==== SELECTED PASSAGE

Data processing: database and file management or data structures – Database design – Data structure types
Utility Patent
1999-10-01
2001-01-02
Black, Thomas G. (Department: 2771)
Data processing: database and file management or data structures
Database design
Data structure types
C707S793000, C707S793000, C707S793000
Utility Patent
active
06169986
ABSTRACT:
BACKGROUND OF THE INVENTION
1. Field of Invention
This present invention relates to query processing, and more specifically relates to techniques for facilitating the process of refining search queries.
2. Description of Related Art
With the increasing popularity of the Internet and the World Wide Web, it is common for on-line users to utilize search engines to search the Internet for desired information. Many web sites permit users to perform searches to identify a small number of relevant items among a much larger domain of items. As an example, several web index sites permit users to search for particular web sites among known web sites. Similarly, many on-line merchants, such as booksellers, permit users to search for particular products among all of the products that can be purchased from the merchant. Other on-line services, such as Lexis™ and Westlaw™, allow users to search for various articles and court opinions.

========
==== EXCERPTED DATA

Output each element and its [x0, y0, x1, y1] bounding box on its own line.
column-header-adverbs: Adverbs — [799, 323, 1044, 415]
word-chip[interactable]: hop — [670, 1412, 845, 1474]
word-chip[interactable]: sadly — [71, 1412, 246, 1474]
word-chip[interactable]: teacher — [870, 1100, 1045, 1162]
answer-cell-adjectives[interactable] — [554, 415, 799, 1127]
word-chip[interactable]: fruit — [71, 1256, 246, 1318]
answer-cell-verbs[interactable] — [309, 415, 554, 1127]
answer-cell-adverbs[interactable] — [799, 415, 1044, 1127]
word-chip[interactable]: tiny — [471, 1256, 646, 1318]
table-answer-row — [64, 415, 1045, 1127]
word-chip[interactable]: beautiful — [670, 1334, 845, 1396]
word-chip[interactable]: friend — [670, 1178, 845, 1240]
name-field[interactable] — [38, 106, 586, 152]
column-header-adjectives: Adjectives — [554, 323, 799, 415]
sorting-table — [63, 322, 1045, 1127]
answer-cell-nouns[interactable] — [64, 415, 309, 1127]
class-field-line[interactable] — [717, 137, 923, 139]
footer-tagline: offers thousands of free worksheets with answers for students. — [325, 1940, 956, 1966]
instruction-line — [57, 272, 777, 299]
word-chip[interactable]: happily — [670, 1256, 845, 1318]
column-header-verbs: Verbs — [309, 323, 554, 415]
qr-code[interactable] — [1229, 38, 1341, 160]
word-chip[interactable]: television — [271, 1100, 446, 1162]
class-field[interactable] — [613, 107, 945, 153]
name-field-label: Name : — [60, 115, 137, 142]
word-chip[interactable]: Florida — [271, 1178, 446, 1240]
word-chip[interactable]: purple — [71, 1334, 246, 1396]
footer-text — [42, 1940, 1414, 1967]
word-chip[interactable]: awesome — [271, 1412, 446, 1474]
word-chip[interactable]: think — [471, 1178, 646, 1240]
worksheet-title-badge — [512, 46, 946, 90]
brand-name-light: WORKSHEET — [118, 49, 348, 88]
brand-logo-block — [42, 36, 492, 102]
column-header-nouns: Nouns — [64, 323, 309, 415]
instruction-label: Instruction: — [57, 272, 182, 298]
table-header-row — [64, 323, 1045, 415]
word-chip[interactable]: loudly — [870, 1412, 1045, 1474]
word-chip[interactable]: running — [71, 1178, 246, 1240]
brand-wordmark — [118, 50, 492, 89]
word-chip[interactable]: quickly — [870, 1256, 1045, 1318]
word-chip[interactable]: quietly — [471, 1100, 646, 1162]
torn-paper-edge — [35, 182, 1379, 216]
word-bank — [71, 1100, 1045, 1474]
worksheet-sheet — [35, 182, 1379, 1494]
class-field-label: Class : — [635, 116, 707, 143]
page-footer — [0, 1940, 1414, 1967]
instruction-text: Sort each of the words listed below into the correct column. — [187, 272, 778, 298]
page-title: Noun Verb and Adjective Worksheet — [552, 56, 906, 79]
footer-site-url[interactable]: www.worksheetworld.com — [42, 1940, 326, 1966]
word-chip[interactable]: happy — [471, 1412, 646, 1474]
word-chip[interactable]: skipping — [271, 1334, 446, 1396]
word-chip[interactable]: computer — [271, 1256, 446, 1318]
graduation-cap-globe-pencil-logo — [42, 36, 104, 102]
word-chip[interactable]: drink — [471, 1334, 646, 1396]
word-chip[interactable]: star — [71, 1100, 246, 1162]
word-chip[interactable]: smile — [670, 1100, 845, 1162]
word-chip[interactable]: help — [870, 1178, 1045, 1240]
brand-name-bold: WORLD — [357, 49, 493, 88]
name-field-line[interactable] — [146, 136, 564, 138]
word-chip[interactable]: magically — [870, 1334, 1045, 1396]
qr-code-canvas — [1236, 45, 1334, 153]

========

■ TASK GOAL ■
What field does the patent excerpt say the present invention relates to? The rows are separate material from the patent excerpt.

■ TASK ANSWER ■
Query processing, and more specifically techniques for facilitating the process of refining search queries.